▸ **Exercise brief**: Repeat the entries that follow verbatim, without any of their pictures.
□ □ □ □ □ □ □
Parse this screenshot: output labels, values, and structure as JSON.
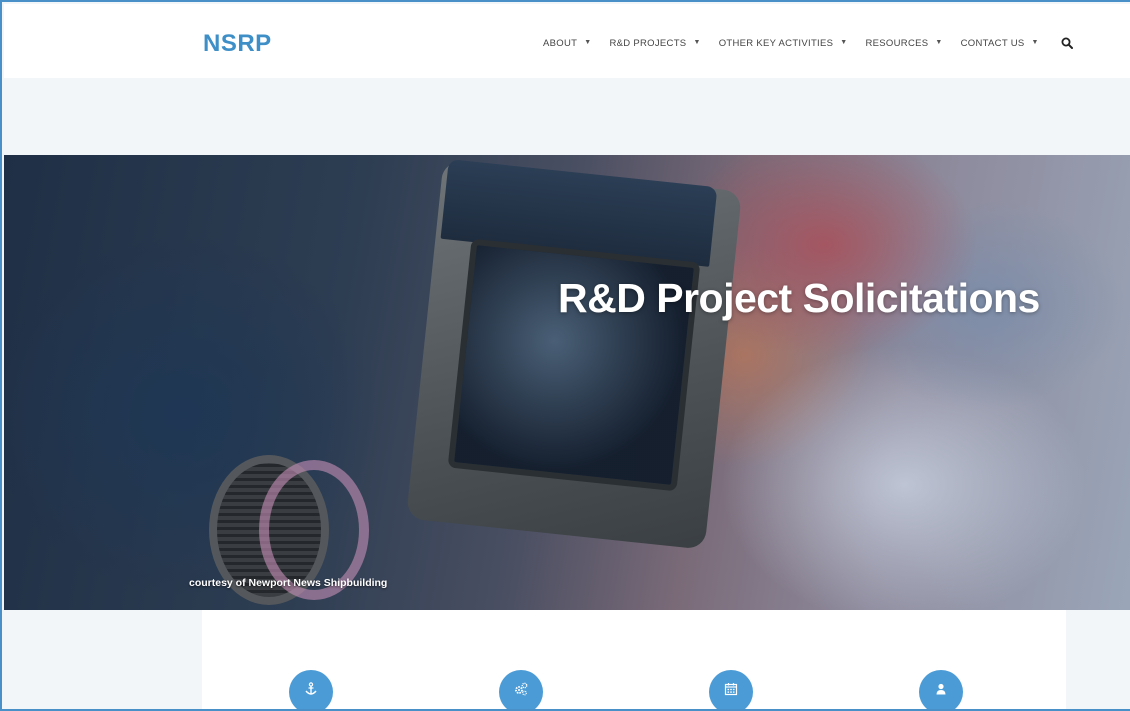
{
  "header": {
    "logo": "NSRP",
    "nav": [
      {
        "label": "ABOUT"
      },
      {
        "label": "R&D PROJECTS"
      },
      {
        "label": "OTHER KEY ACTIVITIES"
      },
      {
        "label": "RESOURCES"
      },
      {
        "label": "CONTACT US"
      }
    ],
    "search_icon": "search-icon"
  },
  "hero": {
    "title": "R&D Project Solicitations",
    "credit": "courtesy of Newport News Shipbuilding"
  },
  "features": [
    {
      "icon": "anchor-icon"
    },
    {
      "icon": "gears-icon"
    },
    {
      "icon": "calendar-icon"
    },
    {
      "icon": "user-icon"
    }
  ],
  "colors": {
    "accent": "#3e8fc7",
    "icon_circle": "#4a9bd6",
    "page_bg": "#f3f6f8"
  }
}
□ □ □ □ □ □ □
▸ **Result of this exercise**:
Parse this screenshot: output labels, values, and structure as JSON.
{
  "header": {
    "logo": "NSRP",
    "nav": [
      {
        "label": "ABOUT"
      },
      {
        "label": "R&D PROJECTS"
      },
      {
        "label": "OTHER KEY ACTIVITIES"
      },
      {
        "label": "RESOURCES"
      },
      {
        "label": "CONTACT US"
      }
    ],
    "search_icon": "search-icon"
  },
  "hero": {
    "title": "R&D Project Solicitations",
    "credit": "courtesy of Newport News Shipbuilding"
  },
  "features": [
    {
      "icon": "anchor-icon"
    },
    {
      "icon": "gears-icon"
    },
    {
      "icon": "calendar-icon"
    },
    {
      "icon": "user-icon"
    }
  ],
  "colors": {
    "accent": "#3e8fc7",
    "icon_circle": "#4a9bd6",
    "page_bg": "#f3f6f8"
  }
}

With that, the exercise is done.